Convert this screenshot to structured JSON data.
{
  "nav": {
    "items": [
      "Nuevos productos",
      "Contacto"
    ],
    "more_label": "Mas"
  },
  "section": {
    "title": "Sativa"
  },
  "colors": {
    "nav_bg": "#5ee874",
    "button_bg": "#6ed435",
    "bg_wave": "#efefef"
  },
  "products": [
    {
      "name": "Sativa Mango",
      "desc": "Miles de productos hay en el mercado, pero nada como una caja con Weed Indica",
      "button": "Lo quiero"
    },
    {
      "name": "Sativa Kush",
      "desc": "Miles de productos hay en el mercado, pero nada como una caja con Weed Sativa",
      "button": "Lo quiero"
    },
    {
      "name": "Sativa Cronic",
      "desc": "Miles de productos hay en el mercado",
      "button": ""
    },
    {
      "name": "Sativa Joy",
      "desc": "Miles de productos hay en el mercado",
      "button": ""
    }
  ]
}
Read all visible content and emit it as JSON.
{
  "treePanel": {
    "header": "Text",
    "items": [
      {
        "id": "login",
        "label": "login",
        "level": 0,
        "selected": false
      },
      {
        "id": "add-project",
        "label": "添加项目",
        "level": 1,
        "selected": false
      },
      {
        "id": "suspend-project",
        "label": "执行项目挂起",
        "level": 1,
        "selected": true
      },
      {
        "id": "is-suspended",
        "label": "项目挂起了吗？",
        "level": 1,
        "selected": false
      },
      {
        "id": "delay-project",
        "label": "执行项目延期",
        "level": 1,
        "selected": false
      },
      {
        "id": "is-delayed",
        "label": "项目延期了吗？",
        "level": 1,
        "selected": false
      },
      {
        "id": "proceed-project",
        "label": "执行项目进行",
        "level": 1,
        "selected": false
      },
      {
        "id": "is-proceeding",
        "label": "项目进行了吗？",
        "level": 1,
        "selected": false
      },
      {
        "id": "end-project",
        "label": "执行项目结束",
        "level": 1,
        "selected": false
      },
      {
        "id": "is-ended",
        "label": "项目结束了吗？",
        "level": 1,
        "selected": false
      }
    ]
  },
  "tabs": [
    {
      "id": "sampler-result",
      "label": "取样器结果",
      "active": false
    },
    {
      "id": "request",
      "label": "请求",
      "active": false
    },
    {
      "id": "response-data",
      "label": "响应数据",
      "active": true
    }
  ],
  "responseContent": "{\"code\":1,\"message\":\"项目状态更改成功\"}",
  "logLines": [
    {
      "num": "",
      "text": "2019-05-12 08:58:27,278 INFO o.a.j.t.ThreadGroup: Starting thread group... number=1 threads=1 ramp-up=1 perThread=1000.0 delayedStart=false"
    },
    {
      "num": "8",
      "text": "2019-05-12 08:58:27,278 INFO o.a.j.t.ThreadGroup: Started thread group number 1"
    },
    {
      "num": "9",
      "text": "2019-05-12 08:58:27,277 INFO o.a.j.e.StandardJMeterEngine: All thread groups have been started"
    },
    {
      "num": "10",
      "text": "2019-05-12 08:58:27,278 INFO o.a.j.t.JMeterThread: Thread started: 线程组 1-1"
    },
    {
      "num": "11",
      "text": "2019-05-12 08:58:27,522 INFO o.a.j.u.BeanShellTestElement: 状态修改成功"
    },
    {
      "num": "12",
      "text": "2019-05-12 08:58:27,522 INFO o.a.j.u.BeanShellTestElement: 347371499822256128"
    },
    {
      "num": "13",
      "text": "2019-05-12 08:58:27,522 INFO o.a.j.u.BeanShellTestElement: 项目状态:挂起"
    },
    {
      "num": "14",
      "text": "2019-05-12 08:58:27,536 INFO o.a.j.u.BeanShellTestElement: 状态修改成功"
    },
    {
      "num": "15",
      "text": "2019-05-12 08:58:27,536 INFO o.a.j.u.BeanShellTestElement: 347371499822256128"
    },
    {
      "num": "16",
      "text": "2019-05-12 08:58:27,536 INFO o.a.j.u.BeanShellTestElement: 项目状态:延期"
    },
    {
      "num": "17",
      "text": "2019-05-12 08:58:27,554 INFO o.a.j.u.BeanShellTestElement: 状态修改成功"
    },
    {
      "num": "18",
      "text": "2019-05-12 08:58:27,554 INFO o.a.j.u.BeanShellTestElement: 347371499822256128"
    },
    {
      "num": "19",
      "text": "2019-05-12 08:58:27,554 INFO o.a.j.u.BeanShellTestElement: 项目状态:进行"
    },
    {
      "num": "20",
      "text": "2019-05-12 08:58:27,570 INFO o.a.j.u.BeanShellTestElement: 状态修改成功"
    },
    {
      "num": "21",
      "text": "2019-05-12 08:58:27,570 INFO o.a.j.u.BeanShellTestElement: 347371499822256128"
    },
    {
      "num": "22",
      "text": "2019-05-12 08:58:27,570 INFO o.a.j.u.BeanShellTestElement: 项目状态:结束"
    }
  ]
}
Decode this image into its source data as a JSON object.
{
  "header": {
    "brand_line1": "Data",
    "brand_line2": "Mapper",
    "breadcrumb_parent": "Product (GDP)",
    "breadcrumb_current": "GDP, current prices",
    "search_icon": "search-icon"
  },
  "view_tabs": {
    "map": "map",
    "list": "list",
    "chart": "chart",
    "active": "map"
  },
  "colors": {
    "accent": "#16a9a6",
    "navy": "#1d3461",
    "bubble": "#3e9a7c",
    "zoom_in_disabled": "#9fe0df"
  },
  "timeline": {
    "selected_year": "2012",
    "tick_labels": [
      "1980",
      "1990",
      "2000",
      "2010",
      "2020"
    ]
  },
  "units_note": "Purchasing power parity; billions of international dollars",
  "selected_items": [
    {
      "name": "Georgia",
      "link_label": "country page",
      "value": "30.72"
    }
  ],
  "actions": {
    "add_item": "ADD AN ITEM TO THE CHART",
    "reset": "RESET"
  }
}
═══
● Written task:
Write out the listing once more, matching it exactly.

● Result of this exercise:
Convert this screenshot to structured JSON data.
{
  "nav": {
    "items": [
      "Nuevos productos",
      "Contacto"
    ],
    "more_label": "Mas"
  },
  "section": {
    "title": "Sativa"
  },
  "colors": {
    "nav_bg": "#5ee874",
    "button_bg": "#6ed435",
    "bg_wave": "#efefef"
  },
  "products": [
    {
      "name": "Sativa Mango",
      "desc": "Miles de productos hay en el mercado, pero nada como una caja con Weed Indica",
      "button": "Lo quiero"
    },
    {
      "name": "Sativa Kush",
      "desc": "Miles de productos hay en el mercado, pero nada como una caja con Weed Sativa",
      "button": "Lo quiero"
    },
    {
      "name": "Sativa Cronic",
      "desc": "Miles de productos hay en el mercado",
      "button": ""
    },
    {
      "name": "Sativa Joy",
      "desc": "Miles de productos hay en el mercado",
      "button": ""
    }
  ]
}
Read all visible content and emit it as JSON.
{
  "treePanel": {
    "header": "Text",
    "items": [
      {
        "id": "login",
        "label": "login",
        "level": 0,
        "selected": false
      },
      {
        "id": "add-project",
        "label": "添加项目",
        "level": 1,
        "selected": false
      },
      {
        "id": "suspend-project",
        "label": "执行项目挂起",
        "level": 1,
        "selected": true
      },
      {
        "id": "is-suspended",
        "label": "项目挂起了吗？",
        "level": 1,
        "selected": false
      },
      {
        "id": "delay-project",
        "label": "执行项目延期",
        "level": 1,
        "selected": false
      },
      {
        "id": "is-delayed",
        "label": "项目延期了吗？",
        "level": 1,
        "selected": false
      },
      {
        "id": "proceed-project",
        "label": "执行项目进行",
        "level": 1,
        "selected": false
      },
      {
        "id": "is-proceeding",
        "label": "项目进行了吗？",
        "level": 1,
        "selected": false
      },
      {
        "id": "end-project",
        "label": "执行项目结束",
        "level": 1,
        "selected": false
      },
      {
        "id": "is-ended",
        "label": "项目结束了吗？",
        "level": 1,
        "selected": false
      }
    ]
  },
  "tabs": [
    {
      "id": "sampler-result",
      "label": "取样器结果",
      "active": false
    },
    {
      "id": "request",
      "label": "请求",
      "active": false
    },
    {
      "id": "response-data",
      "label": "响应数据",
      "active": true
    }
  ],
  "responseContent": "{\"code\":1,\"message\":\"项目状态更改成功\"}",
  "logLines": [
    {
      "num": "",
      "text": "2019-05-12 08:58:27,278 INFO o.a.j.t.ThreadGroup: Starting thread group... number=1 threads=1 ramp-up=1 perThread=1000.0 delayedStart=false"
    },
    {
      "num": "8",
      "text": "2019-05-12 08:58:27,278 INFO o.a.j.t.ThreadGroup: Started thread group number 1"
    },
    {
      "num": "9",
      "text": "2019-05-12 08:58:27,277 INFO o.a.j.e.StandardJMeterEngine: All thread groups have been started"
    },
    {
      "num": "10",
      "text": "2019-05-12 08:58:27,278 INFO o.a.j.t.JMeterThread: Thread started: 线程组 1-1"
    },
    {
      "num": "11",
      "text": "2019-05-12 08:58:27,522 INFO o.a.j.u.BeanShellTestElement: 状态修改成功"
    },
    {
      "num": "12",
      "text": "2019-05-12 08:58:27,522 INFO o.a.j.u.BeanShellTestElement: 347371499822256128"
    },
    {
      "num": "13",
      "text": "2019-05-12 08:58:27,522 INFO o.a.j.u.BeanShellTestElement: 项目状态:挂起"
    },
    {
      "num": "14",
      "text": "2019-05-12 08:58:27,536 INFO o.a.j.u.BeanShellTestElement: 状态修改成功"
    },
    {
      "num": "15",
      "text": "2019-05-12 08:58:27,536 INFO o.a.j.u.BeanShellTestElement: 347371499822256128"
    },
    {
      "num": "16",
      "text": "2019-05-12 08:58:27,536 INFO o.a.j.u.BeanShellTestElement: 项目状态:延期"
    },
    {
      "num": "17",
      "text": "2019-05-12 08:58:27,554 INFO o.a.j.u.BeanShellTestElement: 状态修改成功"
    },
    {
      "num": "18",
      "text": "2019-05-12 08:58:27,554 INFO o.a.j.u.BeanShellTestElement: 347371499822256128"
    },
    {
      "num": "19",
      "text": "2019-05-12 08:58:27,554 INFO o.a.j.u.BeanShellTestElement: 项目状态:进行"
    },
    {
      "num": "20",
      "text": "2019-05-12 08:58:27,570 INFO o.a.j.u.BeanShellTestElement: 状态修改成功"
    },
    {
      "num": "21",
      "text": "2019-05-12 08:58:27,570 INFO o.a.j.u.BeanShellTestElement: 347371499822256128"
    },
    {
      "num": "22",
      "text": "2019-05-12 08:58:27,570 INFO o.a.j.u.BeanShellTestElement: 项目状态:结束"
    }
  ]
}
Decode this image into its source data as a JSON object.
{
  "header": {
    "brand_line1": "Data",
    "brand_line2": "Mapper",
    "breadcrumb_parent": "Product (GDP)",
    "breadcrumb_current": "GDP, current prices",
    "search_icon": "search-icon"
  },
  "view_tabs": {
    "map": "map",
    "list": "list",
    "chart": "chart",
    "active": "map"
  },
  "colors": {
    "accent": "#16a9a6",
    "navy": "#1d3461",
    "bubble": "#3e9a7c",
    "zoom_in_disabled": "#9fe0df"
  },
  "timeline": {
    "selected_year": "2012",
    "tick_labels": [
      "1980",
      "1990",
      "2000",
      "2010",
      "2020"
    ]
  },
  "units_note": "Purchasing power parity; billions of international dollars",
  "selected_items": [
    {
      "name": "Georgia",
      "link_label": "country page",
      "value": "30.72"
    }
  ],
  "actions": {
    "add_item": "ADD AN ITEM TO THE CHART",
    "reset": "RESET"
  }
}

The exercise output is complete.